#### [Data supplied]
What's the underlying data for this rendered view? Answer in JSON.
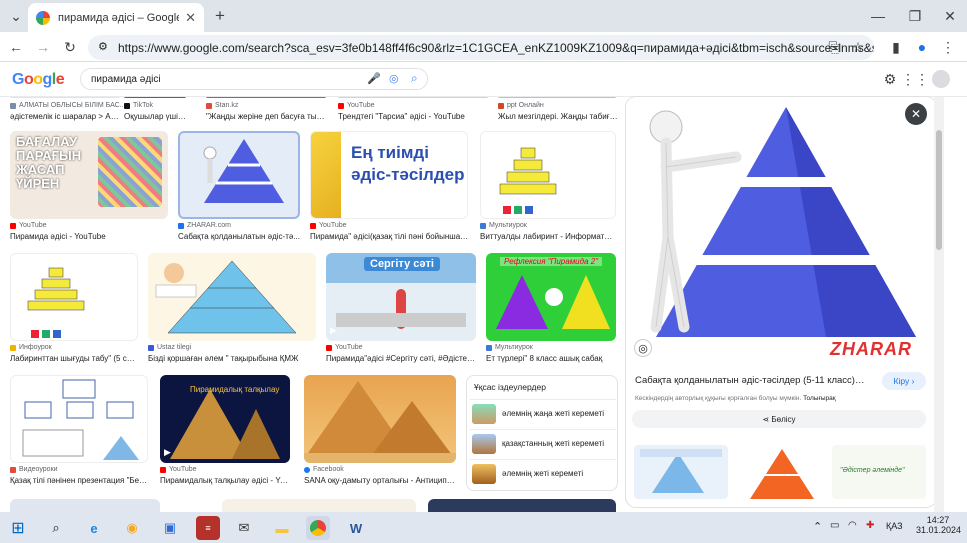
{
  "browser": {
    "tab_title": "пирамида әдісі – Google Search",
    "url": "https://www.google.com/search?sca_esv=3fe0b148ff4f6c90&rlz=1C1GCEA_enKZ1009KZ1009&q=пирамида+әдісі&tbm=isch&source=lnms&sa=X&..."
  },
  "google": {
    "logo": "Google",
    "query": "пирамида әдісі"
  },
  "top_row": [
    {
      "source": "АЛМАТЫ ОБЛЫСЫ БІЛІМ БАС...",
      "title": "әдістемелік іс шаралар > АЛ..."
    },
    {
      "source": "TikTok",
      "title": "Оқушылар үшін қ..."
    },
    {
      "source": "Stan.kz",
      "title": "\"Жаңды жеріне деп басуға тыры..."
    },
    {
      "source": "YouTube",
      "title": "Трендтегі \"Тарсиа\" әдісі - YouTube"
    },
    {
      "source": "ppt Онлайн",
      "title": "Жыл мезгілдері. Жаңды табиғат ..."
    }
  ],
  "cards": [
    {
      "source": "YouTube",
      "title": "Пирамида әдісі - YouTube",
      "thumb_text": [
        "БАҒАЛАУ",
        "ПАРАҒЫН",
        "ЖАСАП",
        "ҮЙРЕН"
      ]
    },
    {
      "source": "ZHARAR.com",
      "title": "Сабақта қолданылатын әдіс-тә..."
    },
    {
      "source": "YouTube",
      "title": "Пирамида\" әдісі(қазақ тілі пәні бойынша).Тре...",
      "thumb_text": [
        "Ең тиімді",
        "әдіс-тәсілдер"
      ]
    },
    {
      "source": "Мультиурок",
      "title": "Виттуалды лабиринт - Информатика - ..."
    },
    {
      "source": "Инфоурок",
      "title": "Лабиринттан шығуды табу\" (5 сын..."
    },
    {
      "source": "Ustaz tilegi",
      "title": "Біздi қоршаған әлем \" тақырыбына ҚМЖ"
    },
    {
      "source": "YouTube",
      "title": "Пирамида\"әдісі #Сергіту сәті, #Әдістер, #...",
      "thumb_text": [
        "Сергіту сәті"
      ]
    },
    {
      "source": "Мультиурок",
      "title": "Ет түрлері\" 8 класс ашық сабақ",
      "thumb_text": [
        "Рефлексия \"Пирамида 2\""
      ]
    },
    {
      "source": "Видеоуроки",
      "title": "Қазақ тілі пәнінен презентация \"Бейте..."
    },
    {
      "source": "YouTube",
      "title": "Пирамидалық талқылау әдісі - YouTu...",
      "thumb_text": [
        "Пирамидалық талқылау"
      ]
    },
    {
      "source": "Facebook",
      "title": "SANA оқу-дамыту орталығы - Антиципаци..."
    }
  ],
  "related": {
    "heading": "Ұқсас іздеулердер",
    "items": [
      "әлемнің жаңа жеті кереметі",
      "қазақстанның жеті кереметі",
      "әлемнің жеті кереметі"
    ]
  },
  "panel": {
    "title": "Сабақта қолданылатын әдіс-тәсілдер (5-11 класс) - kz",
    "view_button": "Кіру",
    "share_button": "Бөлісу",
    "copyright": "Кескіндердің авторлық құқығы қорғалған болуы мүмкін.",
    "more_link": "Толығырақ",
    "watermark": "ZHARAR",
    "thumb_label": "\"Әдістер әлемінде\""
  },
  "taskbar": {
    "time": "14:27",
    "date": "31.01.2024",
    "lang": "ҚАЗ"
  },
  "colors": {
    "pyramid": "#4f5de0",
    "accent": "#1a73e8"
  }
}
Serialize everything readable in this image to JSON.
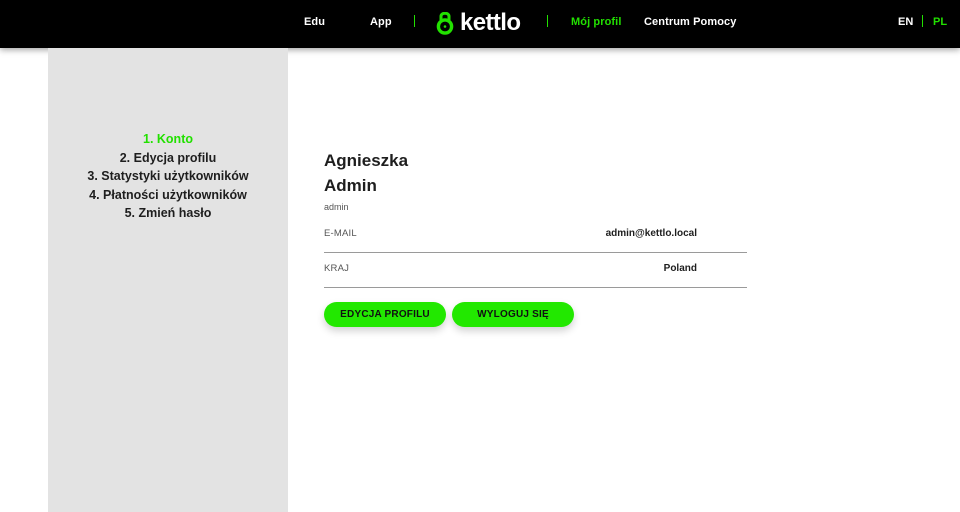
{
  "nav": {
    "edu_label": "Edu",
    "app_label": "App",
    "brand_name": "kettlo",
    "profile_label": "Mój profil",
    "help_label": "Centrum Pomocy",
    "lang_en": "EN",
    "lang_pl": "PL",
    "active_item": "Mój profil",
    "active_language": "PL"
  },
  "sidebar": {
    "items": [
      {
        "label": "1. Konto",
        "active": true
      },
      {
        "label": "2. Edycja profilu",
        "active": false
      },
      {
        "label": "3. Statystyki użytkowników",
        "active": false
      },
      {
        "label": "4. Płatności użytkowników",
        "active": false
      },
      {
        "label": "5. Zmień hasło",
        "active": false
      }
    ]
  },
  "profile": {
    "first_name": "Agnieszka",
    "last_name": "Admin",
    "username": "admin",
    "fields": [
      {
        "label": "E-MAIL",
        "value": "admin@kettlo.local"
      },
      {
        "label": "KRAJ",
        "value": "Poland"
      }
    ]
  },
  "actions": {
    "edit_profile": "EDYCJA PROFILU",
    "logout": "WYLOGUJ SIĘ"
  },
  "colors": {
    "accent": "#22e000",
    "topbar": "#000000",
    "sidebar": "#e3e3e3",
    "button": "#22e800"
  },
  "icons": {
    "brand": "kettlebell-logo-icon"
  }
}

==

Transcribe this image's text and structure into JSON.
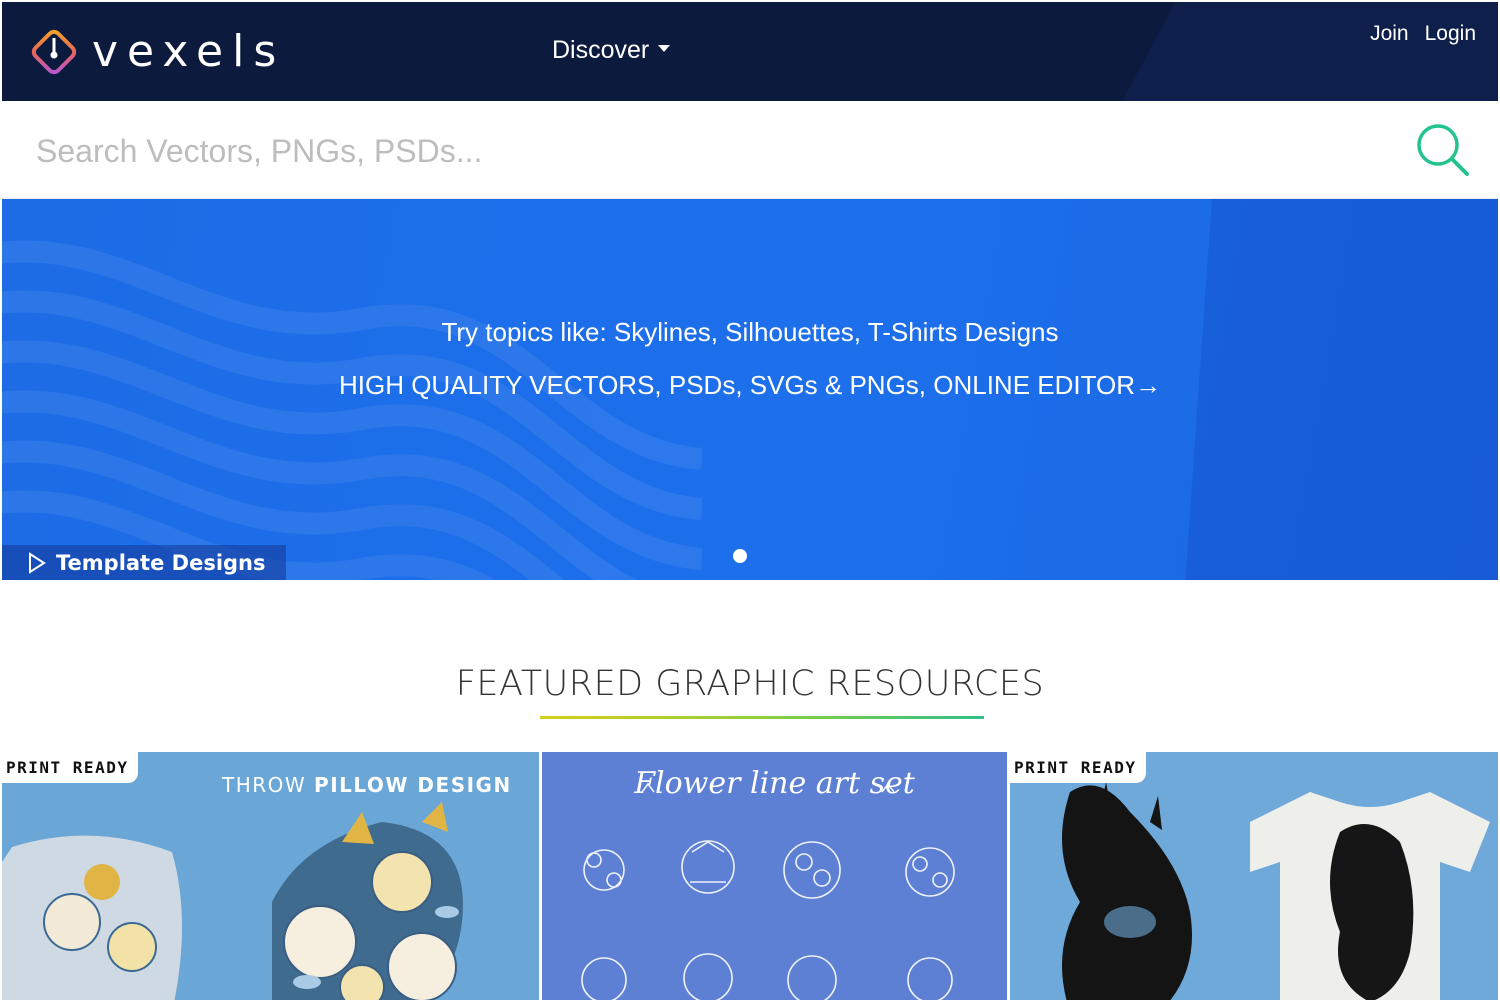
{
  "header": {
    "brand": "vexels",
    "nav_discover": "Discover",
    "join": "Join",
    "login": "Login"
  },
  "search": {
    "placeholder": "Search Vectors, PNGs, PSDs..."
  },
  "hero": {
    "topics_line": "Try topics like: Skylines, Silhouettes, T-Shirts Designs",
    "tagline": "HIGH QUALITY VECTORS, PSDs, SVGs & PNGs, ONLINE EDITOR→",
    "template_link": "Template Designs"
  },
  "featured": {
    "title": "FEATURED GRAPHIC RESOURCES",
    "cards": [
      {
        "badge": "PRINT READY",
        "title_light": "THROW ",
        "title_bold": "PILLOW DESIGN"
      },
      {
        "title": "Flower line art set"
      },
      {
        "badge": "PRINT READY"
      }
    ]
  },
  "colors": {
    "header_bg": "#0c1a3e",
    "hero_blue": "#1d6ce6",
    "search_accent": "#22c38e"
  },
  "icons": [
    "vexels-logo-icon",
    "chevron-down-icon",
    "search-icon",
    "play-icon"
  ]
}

#### [Work to do]
Reply with nothing but a number: how many lines of the entries above contain the string "PNGs"?

#### [Answer]
2